Copy out all lines that carry the word "Bloomberg".

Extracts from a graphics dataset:
— Start —

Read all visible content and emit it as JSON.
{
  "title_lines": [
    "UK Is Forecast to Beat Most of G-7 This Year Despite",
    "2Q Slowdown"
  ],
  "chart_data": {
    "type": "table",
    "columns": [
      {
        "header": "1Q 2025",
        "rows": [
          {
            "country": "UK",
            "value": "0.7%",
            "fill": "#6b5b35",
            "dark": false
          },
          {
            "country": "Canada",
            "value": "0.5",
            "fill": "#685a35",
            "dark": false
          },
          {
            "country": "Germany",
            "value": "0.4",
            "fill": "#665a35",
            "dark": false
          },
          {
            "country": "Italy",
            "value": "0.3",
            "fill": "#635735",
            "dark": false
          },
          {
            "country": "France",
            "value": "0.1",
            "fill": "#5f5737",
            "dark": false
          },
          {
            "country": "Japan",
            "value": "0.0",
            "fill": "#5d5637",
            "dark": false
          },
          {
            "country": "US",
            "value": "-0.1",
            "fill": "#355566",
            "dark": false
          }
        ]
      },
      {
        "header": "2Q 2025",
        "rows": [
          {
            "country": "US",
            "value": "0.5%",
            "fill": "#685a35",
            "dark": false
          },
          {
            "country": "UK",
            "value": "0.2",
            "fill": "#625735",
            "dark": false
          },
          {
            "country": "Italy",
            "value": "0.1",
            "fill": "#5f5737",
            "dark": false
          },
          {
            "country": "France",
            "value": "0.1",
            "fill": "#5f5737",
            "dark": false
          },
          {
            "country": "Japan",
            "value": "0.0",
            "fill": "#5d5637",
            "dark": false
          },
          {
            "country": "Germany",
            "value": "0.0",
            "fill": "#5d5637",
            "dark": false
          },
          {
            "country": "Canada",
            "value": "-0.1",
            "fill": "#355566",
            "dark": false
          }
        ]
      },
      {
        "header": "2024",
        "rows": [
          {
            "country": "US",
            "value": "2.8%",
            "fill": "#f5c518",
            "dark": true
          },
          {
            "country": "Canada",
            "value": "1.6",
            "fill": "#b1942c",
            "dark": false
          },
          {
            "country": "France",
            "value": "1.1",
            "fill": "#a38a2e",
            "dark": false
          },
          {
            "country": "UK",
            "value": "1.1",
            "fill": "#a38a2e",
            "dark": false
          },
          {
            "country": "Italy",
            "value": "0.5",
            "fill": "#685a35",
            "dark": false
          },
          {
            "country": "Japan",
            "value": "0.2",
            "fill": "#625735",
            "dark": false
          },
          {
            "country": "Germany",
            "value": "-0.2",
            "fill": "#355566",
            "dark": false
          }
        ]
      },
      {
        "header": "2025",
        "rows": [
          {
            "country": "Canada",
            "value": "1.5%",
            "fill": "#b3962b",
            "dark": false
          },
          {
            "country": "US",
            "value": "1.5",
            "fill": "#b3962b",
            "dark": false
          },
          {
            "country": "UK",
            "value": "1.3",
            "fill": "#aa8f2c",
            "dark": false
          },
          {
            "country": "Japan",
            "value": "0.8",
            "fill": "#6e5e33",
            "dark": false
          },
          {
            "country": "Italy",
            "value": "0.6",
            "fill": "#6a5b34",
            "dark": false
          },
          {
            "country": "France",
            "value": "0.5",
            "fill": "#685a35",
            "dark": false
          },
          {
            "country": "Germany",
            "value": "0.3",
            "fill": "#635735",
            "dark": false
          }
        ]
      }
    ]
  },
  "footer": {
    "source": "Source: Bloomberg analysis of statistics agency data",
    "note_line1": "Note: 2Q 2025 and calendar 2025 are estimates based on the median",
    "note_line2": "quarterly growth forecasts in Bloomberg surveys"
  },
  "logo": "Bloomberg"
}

— End —

RESPONSE BELOW:
    "source": "Source: Bloomberg analysis of statistics agency data",
    "note_line2": "quarterly growth forecasts in Bloomberg surveys"
  "logo": "Bloomberg"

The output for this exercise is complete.